Repeat, line for line, the entries printed below.

Data records:
>> begin

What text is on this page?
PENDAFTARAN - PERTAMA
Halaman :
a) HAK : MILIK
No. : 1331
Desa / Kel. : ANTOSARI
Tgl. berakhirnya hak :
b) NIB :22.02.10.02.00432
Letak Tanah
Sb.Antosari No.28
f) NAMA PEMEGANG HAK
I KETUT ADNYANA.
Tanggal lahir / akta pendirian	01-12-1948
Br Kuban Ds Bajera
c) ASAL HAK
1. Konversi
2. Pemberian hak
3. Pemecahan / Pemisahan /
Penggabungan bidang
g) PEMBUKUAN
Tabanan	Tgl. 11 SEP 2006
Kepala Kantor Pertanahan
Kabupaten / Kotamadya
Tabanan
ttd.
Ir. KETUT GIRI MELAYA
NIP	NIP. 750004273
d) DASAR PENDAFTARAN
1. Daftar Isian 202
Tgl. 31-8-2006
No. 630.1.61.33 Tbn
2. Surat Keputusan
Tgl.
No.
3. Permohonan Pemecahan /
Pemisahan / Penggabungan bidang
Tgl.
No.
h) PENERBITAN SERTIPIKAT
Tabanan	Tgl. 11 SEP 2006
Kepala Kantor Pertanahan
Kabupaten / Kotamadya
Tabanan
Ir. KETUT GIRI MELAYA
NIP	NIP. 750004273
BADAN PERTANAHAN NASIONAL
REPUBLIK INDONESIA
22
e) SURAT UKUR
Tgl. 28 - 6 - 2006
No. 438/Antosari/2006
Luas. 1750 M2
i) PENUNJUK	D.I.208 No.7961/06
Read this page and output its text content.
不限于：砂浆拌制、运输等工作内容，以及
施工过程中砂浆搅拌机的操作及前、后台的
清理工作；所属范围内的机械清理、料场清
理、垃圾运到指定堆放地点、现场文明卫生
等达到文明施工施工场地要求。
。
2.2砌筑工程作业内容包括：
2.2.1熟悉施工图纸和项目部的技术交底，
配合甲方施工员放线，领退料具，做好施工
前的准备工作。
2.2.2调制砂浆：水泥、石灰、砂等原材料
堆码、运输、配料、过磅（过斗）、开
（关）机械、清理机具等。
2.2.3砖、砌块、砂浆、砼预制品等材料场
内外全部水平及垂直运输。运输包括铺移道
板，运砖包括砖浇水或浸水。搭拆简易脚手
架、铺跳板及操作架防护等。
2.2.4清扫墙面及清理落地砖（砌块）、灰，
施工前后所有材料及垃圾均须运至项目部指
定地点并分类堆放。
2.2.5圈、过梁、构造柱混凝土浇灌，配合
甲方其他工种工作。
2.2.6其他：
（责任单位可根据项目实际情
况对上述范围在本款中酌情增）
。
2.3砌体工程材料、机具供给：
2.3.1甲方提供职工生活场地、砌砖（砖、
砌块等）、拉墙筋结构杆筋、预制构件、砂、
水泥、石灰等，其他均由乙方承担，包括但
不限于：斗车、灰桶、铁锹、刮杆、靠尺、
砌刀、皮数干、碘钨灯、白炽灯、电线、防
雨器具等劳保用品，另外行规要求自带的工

>> end

▶ **The result**:
What text is on this page?
PENDAFTARAN - PERTAMA
Halaman :
a) HAK : MILIK
No. : 1331
Desa / Kel. : ANTOSARI
Tgl. berakhirnya hak :
b) NIB :22.02.10.02.00432
Letak Tanah
Sb.Antosari No.28
f) NAMA PEMEGANG HAK
I KETUT ADNYANA.
Tanggal lahir / akta pendirian	01-12-1948
Br Kuban Ds Bajera
c) ASAL HAK
1. Konversi
2. Pemberian hak
3. Pemecahan / Pemisahan /
Penggabungan bidang
g) PEMBUKUAN
Tabanan	Tgl. 11 SEP 2006
Kepala Kantor Pertanahan
Kabupaten / Kotamadya
Tabanan
ttd.
Ir. KETUT GIRI MELAYA
NIP	NIP. 750004273
d) DASAR PENDAFTARAN
1. Daftar Isian 202
Tgl. 31-8-2006
No. 630.1.61.33 Tbn
2. Surat Keputusan
Tgl.
No.
3. Permohonan Pemecahan /
Pemisahan / Penggabungan bidang
Tgl.
No.
h) PENERBITAN SERTIPIKAT
Tabanan	Tgl. 11 SEP 2006
Kepala Kantor Pertanahan
Kabupaten / Kotamadya
Tabanan
Ir. KETUT GIRI MELAYA
NIP	NIP. 750004273
BADAN PERTANAHAN NASIONAL
REPUBLIK INDONESIA
22
e) SURAT UKUR
Tgl. 28 - 6 - 2006
No. 438/Antosari/2006
Luas. 1750 M2
i) PENUNJUK	D.I.208 No.7961/06
Read this page and output its text content.
不限于：砂浆拌制、运输等工作内容，以及
施工过程中砂浆搅拌机的操作及前、后台的
清理工作；所属范围内的机械清理、料场清
理、垃圾运到指定堆放地点、现场文明卫生
等达到文明施工施工场地要求。
。
2.2砌筑工程作业内容包括：
2.2.1熟悉施工图纸和项目部的技术交底，
配合甲方施工员放线，领退料具，做好施工
前的准备工作。
2.2.2调制砂浆：水泥、石灰、砂等原材料
堆码、运输、配料、过磅（过斗）、开
（关）机械、清理机具等。
2.2.3砖、砌块、砂浆、砼预制品等材料场
内外全部水平及垂直运输。运输包括铺移道
板，运砖包括砖浇水或浸水。搭拆简易脚手
架、铺跳板及操作架防护等。
2.2.4清扫墙面及清理落地砖（砌块）、灰，
施工前后所有材料及垃圾均须运至项目部指
定地点并分类堆放。
2.2.5圈、过梁、构造柱混凝土浇灌，配合
甲方其他工种工作。
2.2.6其他：
（责任单位可根据项目实际情
况对上述范围在本款中酌情增）
。
2.3砌体工程材料、机具供给：
2.3.1甲方提供职工生活场地、砌砖（砖、
砌块等）、拉墙筋结构杆筋、预制构件、砂、
水泥、石灰等，其他均由乙方承担，包括但
不限于：斗车、灰桶、铁锹、刮杆、靠尺、
砌刀、皮数干、碘钨灯、白炽灯、电线、防
雨器具等劳保用品，另外行规要求自带的工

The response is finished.